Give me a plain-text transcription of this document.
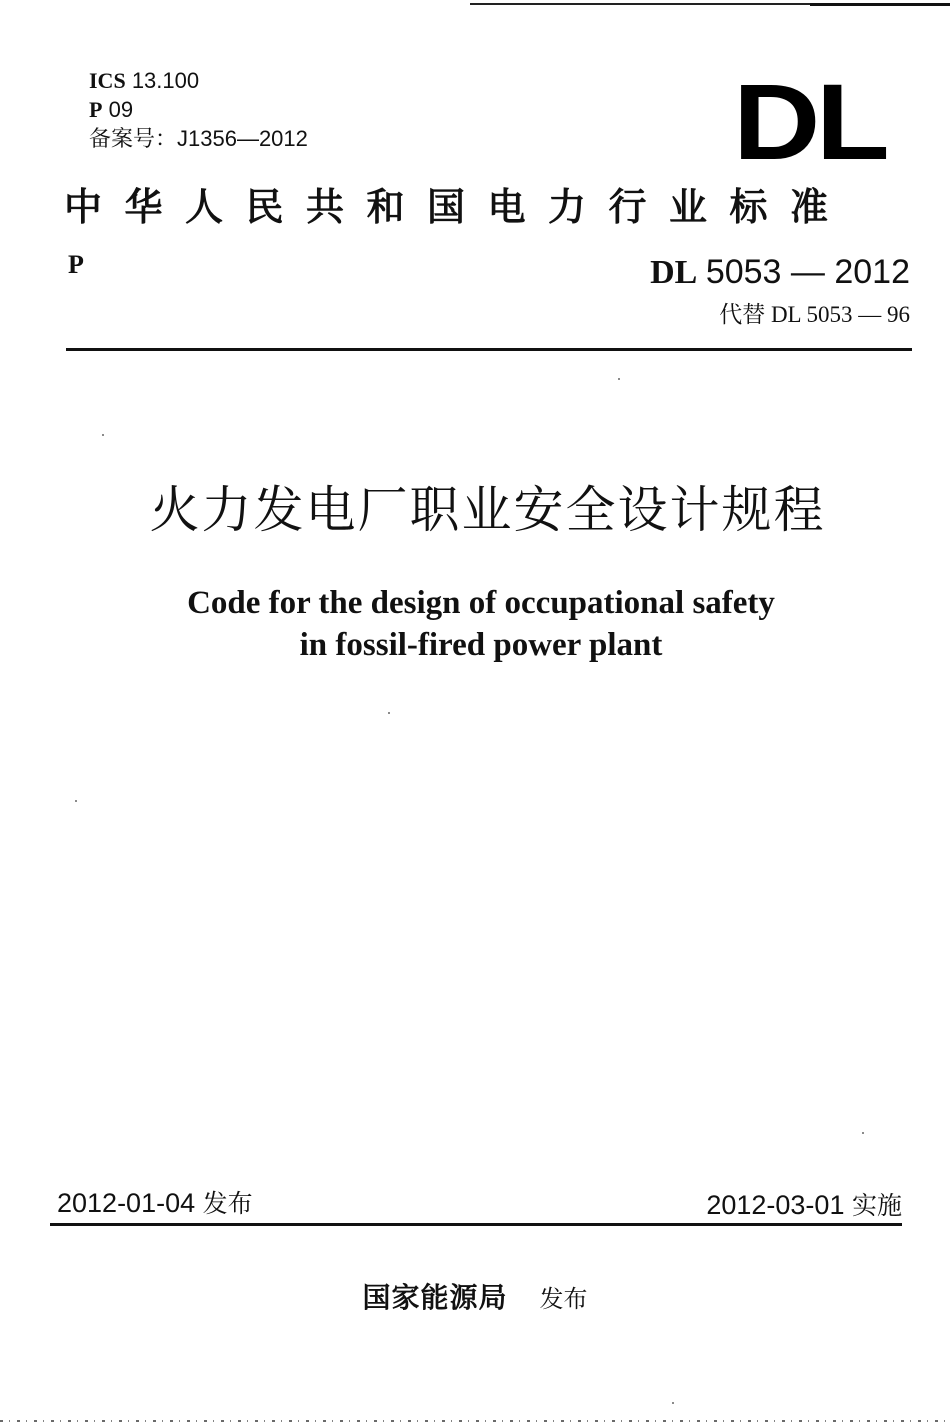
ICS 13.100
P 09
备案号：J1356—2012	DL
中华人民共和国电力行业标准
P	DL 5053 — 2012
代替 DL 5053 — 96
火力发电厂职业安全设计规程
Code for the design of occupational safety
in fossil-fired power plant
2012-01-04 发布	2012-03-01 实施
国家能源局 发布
----
Set exercise
In your copy of the records, include no pictures; repeat everything else exactly.

Written answer
Give me a plain-text transcription of this document.
ICS 13.100
P 09
备案号：J1356—2012	DL
中华人民共和国电力行业标准
P	DL 5053 — 2012
代替 DL 5053 — 96
火力发电厂职业安全设计规程
Code for the design of occupational safety
in fossil-fired power plant
2012-01-04 发布	2012-03-01 实施
国家能源局 发布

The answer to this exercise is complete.